SET TASK
Look below and pull out each line with the word "Available".

MATERIALS PROVIDED
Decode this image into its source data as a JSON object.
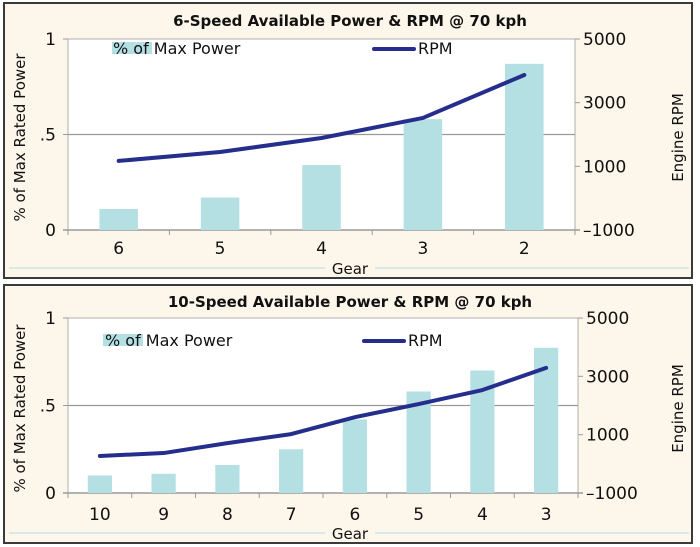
{
  "colors": {
    "panel_bg": "#fdf6ea",
    "plot_bg": "#ffffff",
    "bar": "#b4dfe3",
    "line": "#252e8c",
    "grid": "#9a9a9a"
  },
  "chart_data": [
    {
      "type": "bar+line",
      "title": "6-Speed Available Power & RPM @ 70 kph",
      "xlabel": "Gear",
      "ylabel": "% of Max Rated Power",
      "y2label": "Engine RPM",
      "categories": [
        "6",
        "5",
        "4",
        "3",
        "2"
      ],
      "series": [
        {
          "name": "% of Max Power",
          "type": "bar",
          "axis": "left",
          "values": [
            0.11,
            0.17,
            0.34,
            0.58,
            0.87
          ]
        },
        {
          "name": "RPM",
          "type": "line",
          "axis": "right",
          "values": [
            1170,
            1450,
            1890,
            2520,
            3870
          ]
        }
      ],
      "ylim": [
        0,
        1
      ],
      "yticks": [
        "0",
        ".5",
        "1"
      ],
      "y2lim": [
        -1000,
        5000
      ],
      "y2ticks": [
        "–1000",
        "1000",
        "3000",
        "5000"
      ],
      "grid": "horizontal at .5",
      "legend": "top"
    },
    {
      "type": "bar+line",
      "title": "10-Speed Available Power & RPM @ 70 kph",
      "xlabel": "Gear",
      "ylabel": "% of Max Rated Power",
      "y2label": "Engine RPM",
      "categories": [
        "10",
        "9",
        "8",
        "7",
        "6",
        "5",
        "4",
        "3"
      ],
      "series": [
        {
          "name": "% of Max Power",
          "type": "bar",
          "axis": "left",
          "values": [
            0.1,
            0.11,
            0.16,
            0.25,
            0.42,
            0.58,
            0.7,
            0.83
          ]
        },
        {
          "name": "RPM",
          "type": "line",
          "axis": "right",
          "values": [
            270,
            370,
            710,
            1020,
            1600,
            2050,
            2530,
            3290
          ]
        }
      ],
      "ylim": [
        0,
        1
      ],
      "yticks": [
        "0",
        ".5",
        "1"
      ],
      "y2lim": [
        -1000,
        5000
      ],
      "y2ticks": [
        "–1000",
        "1000",
        "3000",
        "5000"
      ],
      "grid": "horizontal at .5",
      "legend": "top"
    }
  ]
}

TASK SOLUTION
      "title": "6-Speed Available Power & RPM @ 70 kph",
      "title": "10-Speed Available Power & RPM @ 70 kph",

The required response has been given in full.